▶ _WORK TO COMPLETE_: Report all lines holding "Средства".

▶ _DATA LINES_:
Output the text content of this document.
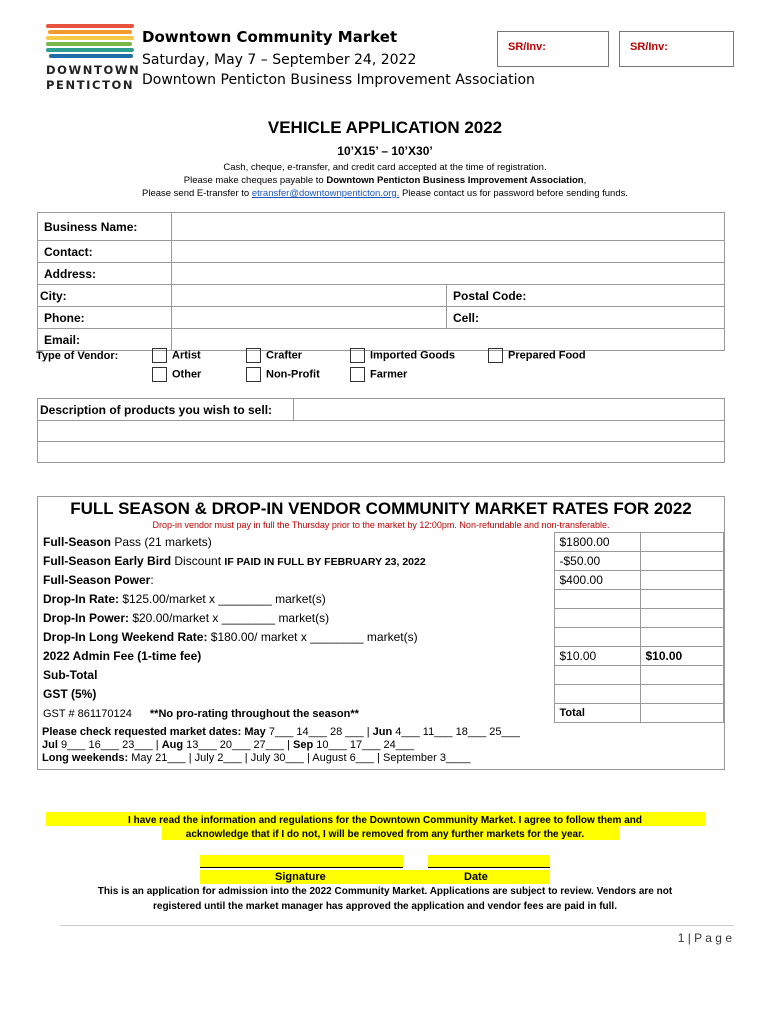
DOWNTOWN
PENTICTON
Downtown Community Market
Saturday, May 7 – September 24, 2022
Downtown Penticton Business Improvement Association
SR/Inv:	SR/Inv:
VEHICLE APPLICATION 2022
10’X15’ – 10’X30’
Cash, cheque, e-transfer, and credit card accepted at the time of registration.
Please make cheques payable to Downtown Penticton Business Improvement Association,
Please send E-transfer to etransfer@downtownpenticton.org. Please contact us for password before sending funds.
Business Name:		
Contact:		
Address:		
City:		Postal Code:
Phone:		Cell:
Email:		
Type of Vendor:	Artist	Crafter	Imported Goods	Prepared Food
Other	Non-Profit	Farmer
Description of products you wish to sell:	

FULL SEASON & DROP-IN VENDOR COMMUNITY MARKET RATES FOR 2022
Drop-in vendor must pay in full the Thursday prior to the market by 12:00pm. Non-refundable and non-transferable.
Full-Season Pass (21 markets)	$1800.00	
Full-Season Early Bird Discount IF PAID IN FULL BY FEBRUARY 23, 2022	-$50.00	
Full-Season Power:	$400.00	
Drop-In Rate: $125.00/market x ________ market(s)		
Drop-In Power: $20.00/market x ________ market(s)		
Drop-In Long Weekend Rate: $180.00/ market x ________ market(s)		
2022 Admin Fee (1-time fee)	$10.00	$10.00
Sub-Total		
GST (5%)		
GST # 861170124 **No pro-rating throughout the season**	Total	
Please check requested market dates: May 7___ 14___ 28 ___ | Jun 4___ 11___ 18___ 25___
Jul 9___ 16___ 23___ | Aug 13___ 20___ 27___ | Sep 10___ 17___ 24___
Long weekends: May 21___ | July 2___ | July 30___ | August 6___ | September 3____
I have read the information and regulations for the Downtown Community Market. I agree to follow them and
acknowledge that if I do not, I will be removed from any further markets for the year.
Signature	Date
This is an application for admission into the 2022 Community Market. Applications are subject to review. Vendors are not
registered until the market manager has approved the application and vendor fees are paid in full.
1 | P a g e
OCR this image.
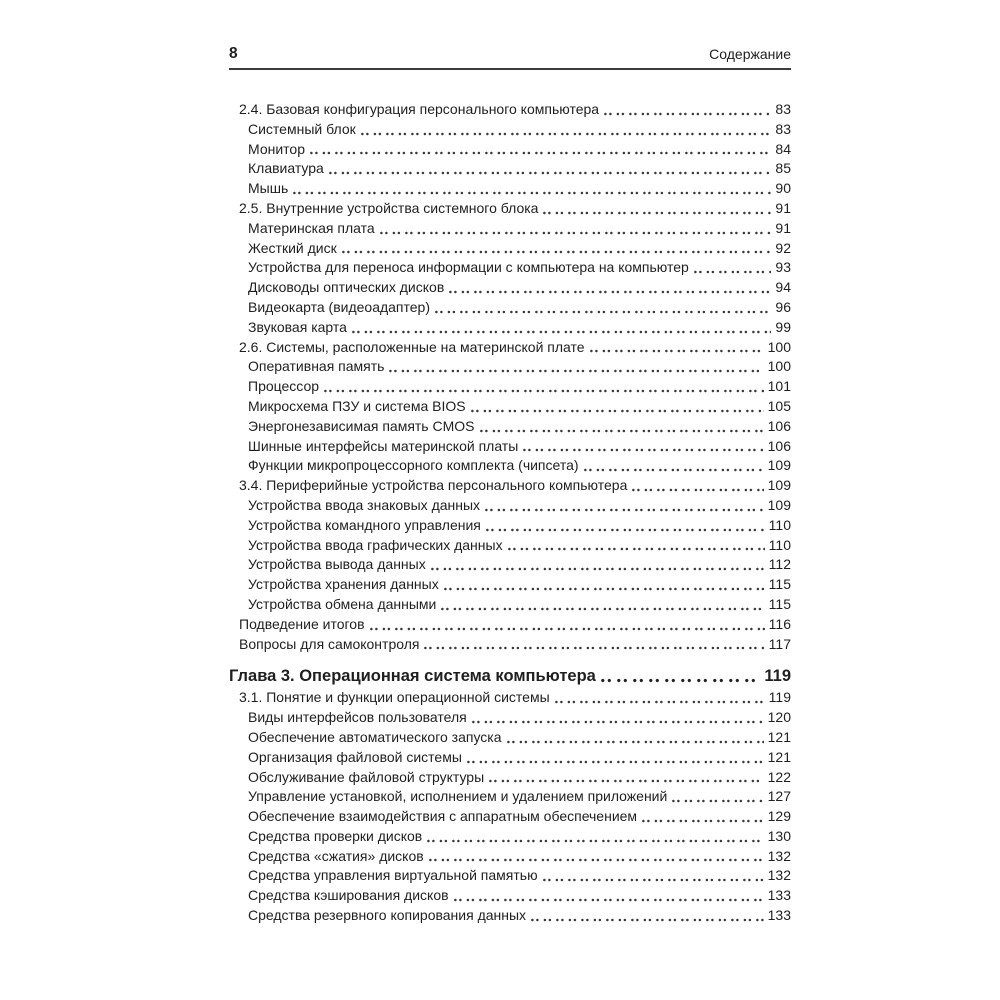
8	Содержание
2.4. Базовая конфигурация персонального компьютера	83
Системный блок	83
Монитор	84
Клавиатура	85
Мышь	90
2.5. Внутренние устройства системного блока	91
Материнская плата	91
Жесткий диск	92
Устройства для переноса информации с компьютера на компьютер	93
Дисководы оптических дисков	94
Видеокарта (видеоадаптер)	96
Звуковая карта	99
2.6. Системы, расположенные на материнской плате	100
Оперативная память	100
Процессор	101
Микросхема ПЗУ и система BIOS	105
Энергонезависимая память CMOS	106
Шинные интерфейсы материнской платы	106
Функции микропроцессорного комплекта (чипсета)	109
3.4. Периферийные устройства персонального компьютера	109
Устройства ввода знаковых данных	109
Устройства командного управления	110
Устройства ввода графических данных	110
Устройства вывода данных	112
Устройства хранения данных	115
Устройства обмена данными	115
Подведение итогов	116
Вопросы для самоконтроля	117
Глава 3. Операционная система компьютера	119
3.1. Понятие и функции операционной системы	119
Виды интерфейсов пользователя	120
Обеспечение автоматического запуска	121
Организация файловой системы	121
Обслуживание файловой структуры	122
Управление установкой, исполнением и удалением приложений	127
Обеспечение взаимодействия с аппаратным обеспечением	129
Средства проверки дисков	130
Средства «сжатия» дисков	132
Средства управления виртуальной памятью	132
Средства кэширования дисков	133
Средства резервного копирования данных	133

▶ _FULL SOLUTION_:
Средства проверки дисков	130
Средства «сжатия» дисков	132
Средства управления виртуальной памятью	132
Средства кэширования дисков	133
Средства резервного копирования данных	133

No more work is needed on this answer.